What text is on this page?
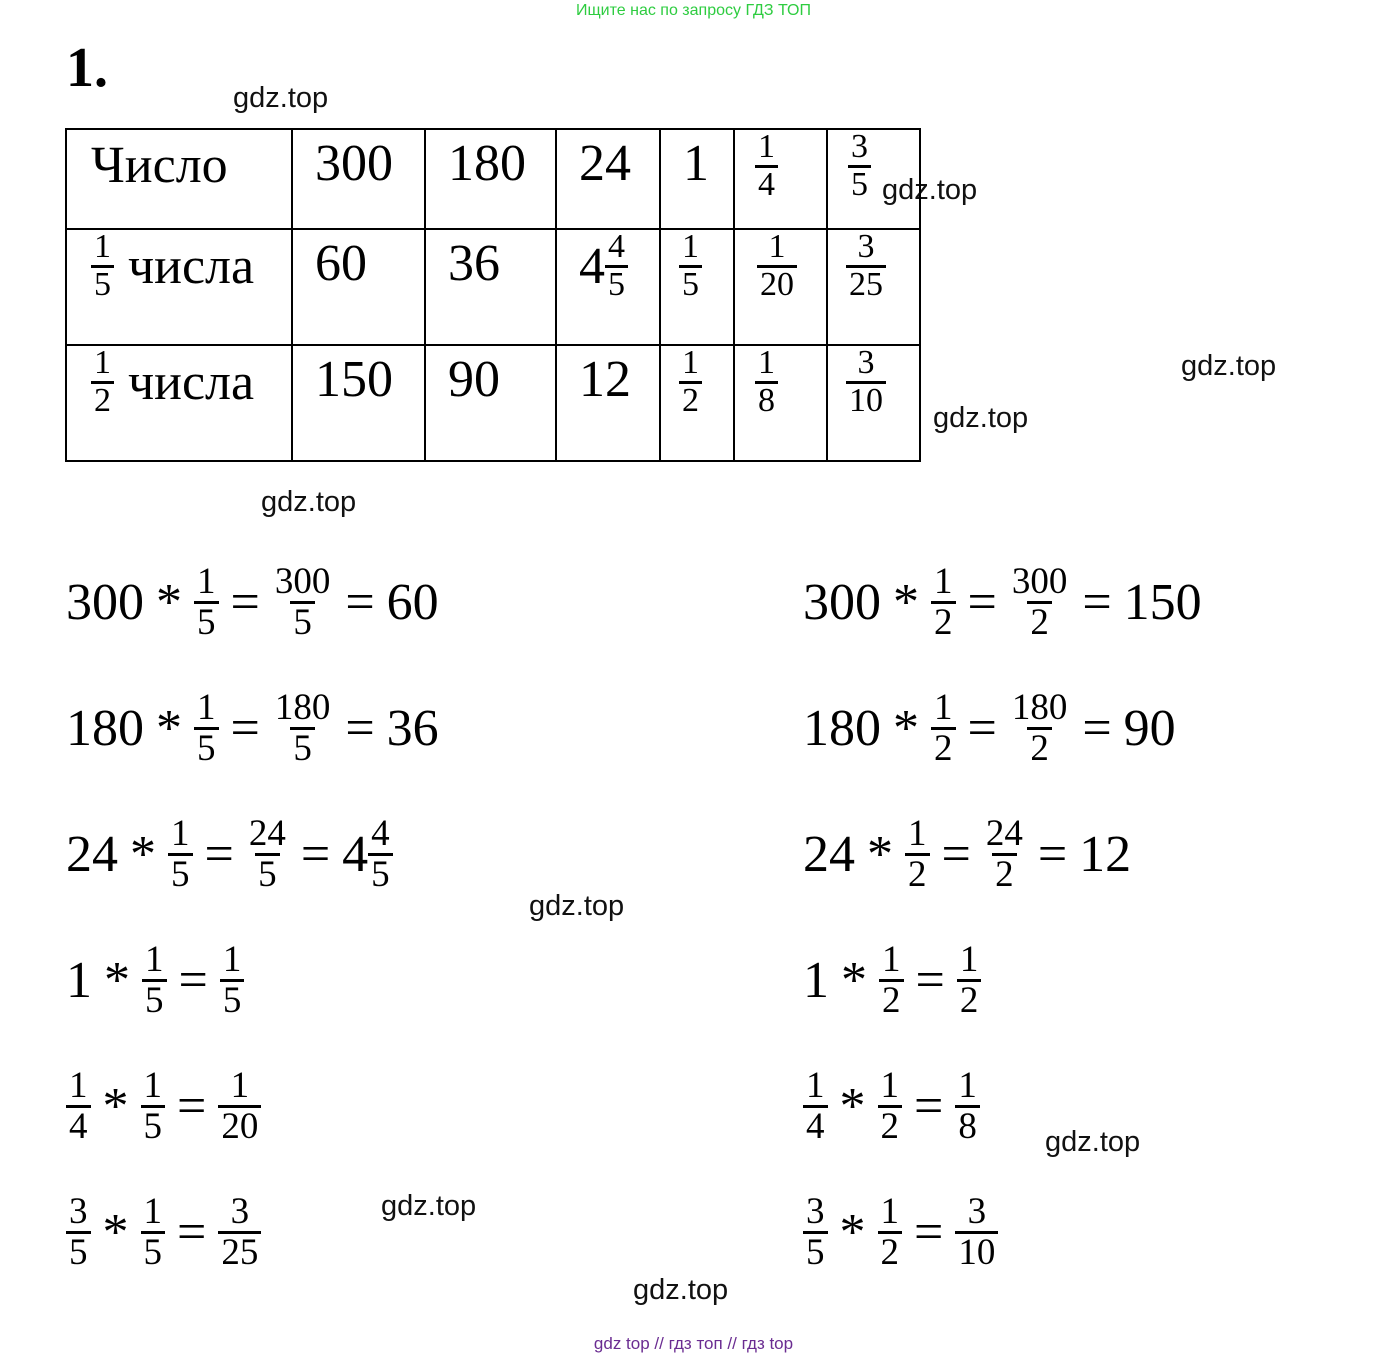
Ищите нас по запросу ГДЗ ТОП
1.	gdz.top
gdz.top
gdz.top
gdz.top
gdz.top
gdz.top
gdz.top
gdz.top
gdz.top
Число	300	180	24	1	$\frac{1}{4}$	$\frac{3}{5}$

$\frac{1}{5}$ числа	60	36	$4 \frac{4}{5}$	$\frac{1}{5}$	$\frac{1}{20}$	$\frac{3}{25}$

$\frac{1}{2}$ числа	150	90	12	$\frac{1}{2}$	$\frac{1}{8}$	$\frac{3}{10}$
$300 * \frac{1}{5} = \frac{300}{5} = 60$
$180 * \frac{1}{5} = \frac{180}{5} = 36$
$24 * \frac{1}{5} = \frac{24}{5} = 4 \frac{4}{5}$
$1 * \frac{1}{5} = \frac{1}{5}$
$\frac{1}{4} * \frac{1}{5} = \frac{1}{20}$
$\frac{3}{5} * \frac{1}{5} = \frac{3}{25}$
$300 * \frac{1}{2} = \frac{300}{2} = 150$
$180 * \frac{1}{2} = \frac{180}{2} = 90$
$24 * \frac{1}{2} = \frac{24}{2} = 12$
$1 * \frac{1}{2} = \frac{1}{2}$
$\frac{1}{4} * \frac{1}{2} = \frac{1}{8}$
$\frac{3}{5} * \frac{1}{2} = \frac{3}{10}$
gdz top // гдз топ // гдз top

▶ _Stated exercise_: List every line in the records above that contains the word "числа".

▶ _Answer to this task_:
$\frac{1}{5}$ числа	60	36	$4 \frac{4}{5}$	$\frac{1}{5}$	$\frac{1}{20}$	$\frac{3}{25}$
$\frac{1}{2}$ числа	150	90	12	$\frac{1}{2}$	$\frac{1}{8}$	$\frac{3}{10}$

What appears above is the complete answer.